* **Stated task**:
Give the material once more, word for word, without any images.

* **Extracted records**:
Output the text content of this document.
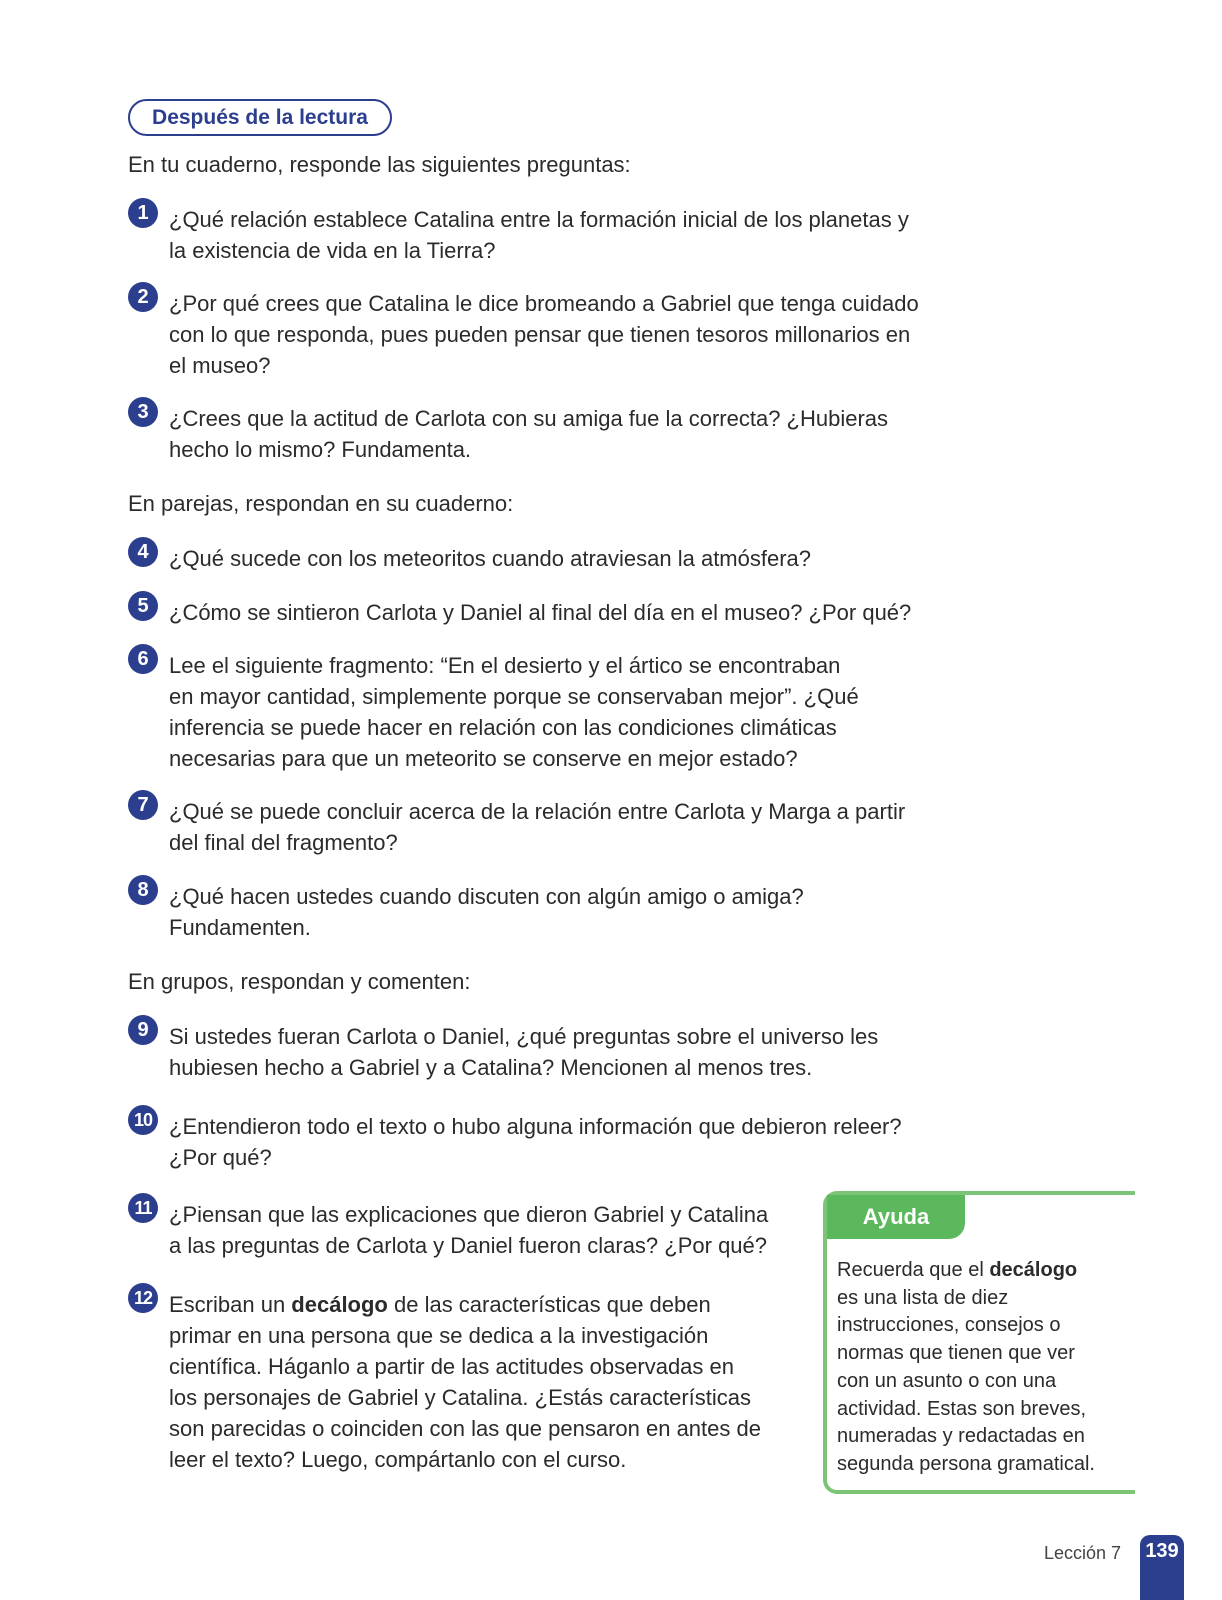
Después de la lectura
En tu cuaderno, responde las siguientes preguntas:
1 ¿Qué relación establece Catalina entre la formación inicial de los planetas y
la existencia de vida en la Tierra?
2 ¿Por qué crees que Catalina le dice bromeando a Gabriel que tenga cuidado
con lo que responda, pues pueden pensar que tienen tesoros millonarios en
el museo?
3 ¿Crees que la actitud de Carlota con su amiga fue la correcta? ¿Hubieras
hecho lo mismo? Fundamenta.
En parejas, respondan en su cuaderno:
4 ¿Qué sucede con los meteoritos cuando atraviesan la atmósfera?
5 ¿Cómo se sintieron Carlota y Daniel al final del día en el museo? ¿Por qué?
6 Lee el siguiente fragmento: “En el desierto y el ártico se encontraban
en mayor cantidad, simplemente porque se conservaban mejor”. ¿Qué
inferencia se puede hacer en relación con las condiciones climáticas
necesarias para que un meteorito se conserve en mejor estado?
7 ¿Qué se puede concluir acerca de la relación entre Carlota y Marga a partir
del final del fragmento?
8 ¿Qué hacen ustedes cuando discuten con algún amigo o amiga?
Fundamenten.
En grupos, respondan y comenten:
9 Si ustedes fueran Carlota o Daniel, ¿qué preguntas sobre el universo les
hubiesen hecho a Gabriel y a Catalina? Mencionen al menos tres.
10 ¿Entendieron todo el texto o hubo alguna información que debieron releer?
¿Por qué?
11 ¿Piensan que las explicaciones que dieron Gabriel y Catalina
a las preguntas de Carlota y Daniel fueron claras? ¿Por qué?
12 Escriban un decálogo de las características que deben
primar en una persona que se dedica a la investigación
científica. Háganlo a partir de las actitudes observadas en
los personajes de Gabriel y Catalina. ¿Estás características
son parecidas o coinciden con las que pensaron en antes de
leer el texto? Luego, compártanlo con el curso.
Ayuda
Recuerda que el decálogo
es una lista de diez
instrucciones, consejos o
normas que tienen que ver
con un asunto o con una
actividad. Estas son breves,
numeradas y redactadas en
segunda persona gramatical.
Lección 7 139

* **Answer in full**:
Output the text content of this document.
Después de la lectura
En tu cuaderno, responde las siguientes preguntas:
1 ¿Qué relación establece Catalina entre la formación inicial de los planetas y
la existencia de vida en la Tierra?
2 ¿Por qué crees que Catalina le dice bromeando a Gabriel que tenga cuidado
con lo que responda, pues pueden pensar que tienen tesoros millonarios en
el museo?
3 ¿Crees que la actitud de Carlota con su amiga fue la correcta? ¿Hubieras
hecho lo mismo? Fundamenta.
En parejas, respondan en su cuaderno:
4 ¿Qué sucede con los meteoritos cuando atraviesan la atmósfera?
5 ¿Cómo se sintieron Carlota y Daniel al final del día en el museo? ¿Por qué?
6 Lee el siguiente fragmento: “En el desierto y el ártico se encontraban
en mayor cantidad, simplemente porque se conservaban mejor”. ¿Qué
inferencia se puede hacer en relación con las condiciones climáticas
necesarias para que un meteorito se conserve en mejor estado?
7 ¿Qué se puede concluir acerca de la relación entre Carlota y Marga a partir
del final del fragmento?
8 ¿Qué hacen ustedes cuando discuten con algún amigo o amiga?
Fundamenten.
En grupos, respondan y comenten:
9 Si ustedes fueran Carlota o Daniel, ¿qué preguntas sobre el universo les
hubiesen hecho a Gabriel y a Catalina? Mencionen al menos tres.
10 ¿Entendieron todo el texto o hubo alguna información que debieron releer?
¿Por qué?
11 ¿Piensan que las explicaciones que dieron Gabriel y Catalina
a las preguntas de Carlota y Daniel fueron claras? ¿Por qué?
12 Escriban un decálogo de las características que deben
primar en una persona que se dedica a la investigación
científica. Háganlo a partir de las actitudes observadas en
los personajes de Gabriel y Catalina. ¿Estás características
son parecidas o coinciden con las que pensaron en antes de
leer el texto? Luego, compártanlo con el curso.
Ayuda
Recuerda que el decálogo
es una lista de diez
instrucciones, consejos o
normas que tienen que ver
con un asunto o con una
actividad. Estas son breves,
numeradas y redactadas en
segunda persona gramatical.
Lección 7 139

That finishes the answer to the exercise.